» **EXERCISE DETAILS**:
In the listing below, find every line with the string "metaldehyde" and pull it out.
-*-
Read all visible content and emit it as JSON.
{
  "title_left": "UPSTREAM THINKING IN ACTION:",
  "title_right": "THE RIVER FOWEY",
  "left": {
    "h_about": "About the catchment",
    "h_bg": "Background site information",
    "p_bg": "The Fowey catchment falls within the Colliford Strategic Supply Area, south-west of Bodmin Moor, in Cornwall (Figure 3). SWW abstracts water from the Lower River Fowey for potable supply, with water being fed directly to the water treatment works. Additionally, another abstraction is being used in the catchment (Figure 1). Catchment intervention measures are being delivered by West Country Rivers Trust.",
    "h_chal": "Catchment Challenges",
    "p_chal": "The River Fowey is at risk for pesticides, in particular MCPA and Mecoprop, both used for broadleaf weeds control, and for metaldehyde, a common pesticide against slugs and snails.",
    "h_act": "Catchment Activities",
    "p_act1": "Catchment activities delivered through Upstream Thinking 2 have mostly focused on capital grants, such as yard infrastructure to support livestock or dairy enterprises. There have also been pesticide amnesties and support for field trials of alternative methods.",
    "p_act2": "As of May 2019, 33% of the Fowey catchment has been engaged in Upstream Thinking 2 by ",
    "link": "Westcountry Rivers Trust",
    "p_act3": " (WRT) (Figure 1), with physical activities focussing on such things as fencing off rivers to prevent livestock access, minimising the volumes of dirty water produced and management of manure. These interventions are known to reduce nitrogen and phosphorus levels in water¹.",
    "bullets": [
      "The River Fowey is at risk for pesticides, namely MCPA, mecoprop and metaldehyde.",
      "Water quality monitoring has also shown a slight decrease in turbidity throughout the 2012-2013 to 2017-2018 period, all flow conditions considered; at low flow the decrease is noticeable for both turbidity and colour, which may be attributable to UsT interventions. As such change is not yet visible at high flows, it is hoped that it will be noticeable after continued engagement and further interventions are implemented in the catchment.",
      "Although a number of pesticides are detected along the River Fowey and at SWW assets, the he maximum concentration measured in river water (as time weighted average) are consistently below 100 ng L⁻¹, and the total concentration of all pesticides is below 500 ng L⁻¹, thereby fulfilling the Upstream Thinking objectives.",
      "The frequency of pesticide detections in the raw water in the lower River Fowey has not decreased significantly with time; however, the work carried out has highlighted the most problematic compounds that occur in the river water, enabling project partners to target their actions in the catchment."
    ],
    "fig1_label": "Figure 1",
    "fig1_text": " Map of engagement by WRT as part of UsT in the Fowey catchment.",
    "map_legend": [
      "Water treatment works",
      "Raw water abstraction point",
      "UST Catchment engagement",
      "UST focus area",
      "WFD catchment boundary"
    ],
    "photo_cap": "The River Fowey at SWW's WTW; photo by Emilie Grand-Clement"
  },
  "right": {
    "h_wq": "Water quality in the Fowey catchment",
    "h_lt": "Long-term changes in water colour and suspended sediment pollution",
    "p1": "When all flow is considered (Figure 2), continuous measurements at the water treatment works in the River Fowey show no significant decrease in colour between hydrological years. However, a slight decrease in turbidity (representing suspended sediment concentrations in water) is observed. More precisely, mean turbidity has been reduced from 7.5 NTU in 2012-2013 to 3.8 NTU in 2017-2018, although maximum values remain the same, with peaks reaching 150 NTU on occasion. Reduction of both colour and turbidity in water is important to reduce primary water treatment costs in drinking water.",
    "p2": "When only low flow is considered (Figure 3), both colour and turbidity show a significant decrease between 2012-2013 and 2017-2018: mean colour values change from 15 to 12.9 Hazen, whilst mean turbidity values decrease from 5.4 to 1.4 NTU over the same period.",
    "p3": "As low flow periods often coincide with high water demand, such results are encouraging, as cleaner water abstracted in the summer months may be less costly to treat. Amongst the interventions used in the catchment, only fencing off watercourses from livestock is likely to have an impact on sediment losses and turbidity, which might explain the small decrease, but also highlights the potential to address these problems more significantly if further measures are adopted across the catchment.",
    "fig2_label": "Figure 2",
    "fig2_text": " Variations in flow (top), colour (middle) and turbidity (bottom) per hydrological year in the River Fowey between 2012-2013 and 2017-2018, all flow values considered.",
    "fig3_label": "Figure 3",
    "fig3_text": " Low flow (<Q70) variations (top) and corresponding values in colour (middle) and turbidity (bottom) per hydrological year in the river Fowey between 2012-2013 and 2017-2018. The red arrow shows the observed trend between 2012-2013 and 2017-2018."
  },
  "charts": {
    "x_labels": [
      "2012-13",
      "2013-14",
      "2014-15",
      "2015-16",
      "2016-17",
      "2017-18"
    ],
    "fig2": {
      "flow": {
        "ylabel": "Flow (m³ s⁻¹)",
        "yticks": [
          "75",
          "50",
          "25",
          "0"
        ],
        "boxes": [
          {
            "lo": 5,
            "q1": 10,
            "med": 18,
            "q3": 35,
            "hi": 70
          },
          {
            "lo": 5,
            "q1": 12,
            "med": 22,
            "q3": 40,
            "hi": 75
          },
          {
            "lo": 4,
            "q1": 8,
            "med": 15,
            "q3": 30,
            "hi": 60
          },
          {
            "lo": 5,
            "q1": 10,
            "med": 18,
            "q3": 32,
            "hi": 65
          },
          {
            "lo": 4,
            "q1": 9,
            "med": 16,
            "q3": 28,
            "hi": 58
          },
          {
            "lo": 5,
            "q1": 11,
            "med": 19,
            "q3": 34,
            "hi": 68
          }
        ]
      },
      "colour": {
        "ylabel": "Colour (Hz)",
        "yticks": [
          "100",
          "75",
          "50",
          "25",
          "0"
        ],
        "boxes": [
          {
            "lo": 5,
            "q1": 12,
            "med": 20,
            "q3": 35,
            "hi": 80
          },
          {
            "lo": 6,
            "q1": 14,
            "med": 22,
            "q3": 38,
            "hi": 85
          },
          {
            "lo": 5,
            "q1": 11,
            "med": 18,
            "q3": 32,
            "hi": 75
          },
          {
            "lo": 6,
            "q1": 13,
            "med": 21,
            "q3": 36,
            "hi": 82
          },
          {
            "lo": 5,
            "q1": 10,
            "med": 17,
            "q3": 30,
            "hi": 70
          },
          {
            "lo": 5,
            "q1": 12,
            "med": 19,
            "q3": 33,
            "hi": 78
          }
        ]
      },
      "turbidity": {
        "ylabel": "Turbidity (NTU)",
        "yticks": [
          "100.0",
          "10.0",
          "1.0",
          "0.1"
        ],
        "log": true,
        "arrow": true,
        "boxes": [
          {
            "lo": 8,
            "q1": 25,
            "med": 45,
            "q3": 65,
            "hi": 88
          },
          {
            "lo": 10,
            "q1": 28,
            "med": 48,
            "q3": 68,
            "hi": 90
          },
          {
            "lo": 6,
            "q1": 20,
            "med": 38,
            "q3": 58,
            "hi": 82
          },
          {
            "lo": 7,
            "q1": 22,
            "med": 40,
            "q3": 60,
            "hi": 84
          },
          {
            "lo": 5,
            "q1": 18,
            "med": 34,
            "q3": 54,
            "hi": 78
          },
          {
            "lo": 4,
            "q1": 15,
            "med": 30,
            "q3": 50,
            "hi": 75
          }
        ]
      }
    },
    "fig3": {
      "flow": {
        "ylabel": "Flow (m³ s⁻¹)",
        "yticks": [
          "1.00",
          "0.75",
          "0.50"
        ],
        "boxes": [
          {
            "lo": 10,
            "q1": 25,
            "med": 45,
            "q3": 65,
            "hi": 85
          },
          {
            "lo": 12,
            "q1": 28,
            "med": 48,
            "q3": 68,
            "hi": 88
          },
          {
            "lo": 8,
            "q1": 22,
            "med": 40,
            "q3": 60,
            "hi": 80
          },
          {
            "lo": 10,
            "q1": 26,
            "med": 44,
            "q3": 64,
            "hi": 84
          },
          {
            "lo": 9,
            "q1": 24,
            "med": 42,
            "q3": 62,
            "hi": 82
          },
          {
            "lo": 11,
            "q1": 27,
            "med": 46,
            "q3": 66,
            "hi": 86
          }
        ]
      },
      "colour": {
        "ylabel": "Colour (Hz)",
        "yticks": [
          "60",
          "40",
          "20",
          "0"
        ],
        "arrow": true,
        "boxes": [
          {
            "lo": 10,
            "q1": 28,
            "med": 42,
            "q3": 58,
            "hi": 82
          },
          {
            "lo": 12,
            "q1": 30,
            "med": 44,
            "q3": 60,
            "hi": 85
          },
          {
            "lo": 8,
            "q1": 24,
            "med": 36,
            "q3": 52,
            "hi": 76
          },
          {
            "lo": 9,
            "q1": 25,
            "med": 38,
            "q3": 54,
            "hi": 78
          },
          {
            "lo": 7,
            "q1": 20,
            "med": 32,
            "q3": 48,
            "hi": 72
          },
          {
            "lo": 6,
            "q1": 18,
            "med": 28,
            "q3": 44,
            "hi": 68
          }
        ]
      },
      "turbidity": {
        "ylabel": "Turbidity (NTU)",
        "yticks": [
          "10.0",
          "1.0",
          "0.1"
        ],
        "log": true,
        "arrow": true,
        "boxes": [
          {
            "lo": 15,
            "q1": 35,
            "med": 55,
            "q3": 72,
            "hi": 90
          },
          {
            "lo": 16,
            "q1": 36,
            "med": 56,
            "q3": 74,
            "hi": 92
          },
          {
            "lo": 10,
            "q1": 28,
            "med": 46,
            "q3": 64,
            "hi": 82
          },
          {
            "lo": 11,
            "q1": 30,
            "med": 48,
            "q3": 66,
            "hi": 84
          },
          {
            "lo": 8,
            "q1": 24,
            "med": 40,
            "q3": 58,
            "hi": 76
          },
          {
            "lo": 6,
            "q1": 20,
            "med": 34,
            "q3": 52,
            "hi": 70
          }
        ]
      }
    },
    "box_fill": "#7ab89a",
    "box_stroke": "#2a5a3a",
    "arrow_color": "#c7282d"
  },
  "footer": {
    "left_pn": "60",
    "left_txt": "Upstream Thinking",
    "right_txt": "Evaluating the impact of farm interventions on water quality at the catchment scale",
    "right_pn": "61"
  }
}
-*-
» **WORKED SOLUTION**:
    "p_chal": "The River Fowey is at risk for pesticides, in particular MCPA and Mecoprop, both used for broadleaf weeds control, and for metaldehyde, a common pesticide against slugs and snails.",
      "The River Fowey is at risk for pesticides, namely MCPA, mecoprop and metaldehyde.",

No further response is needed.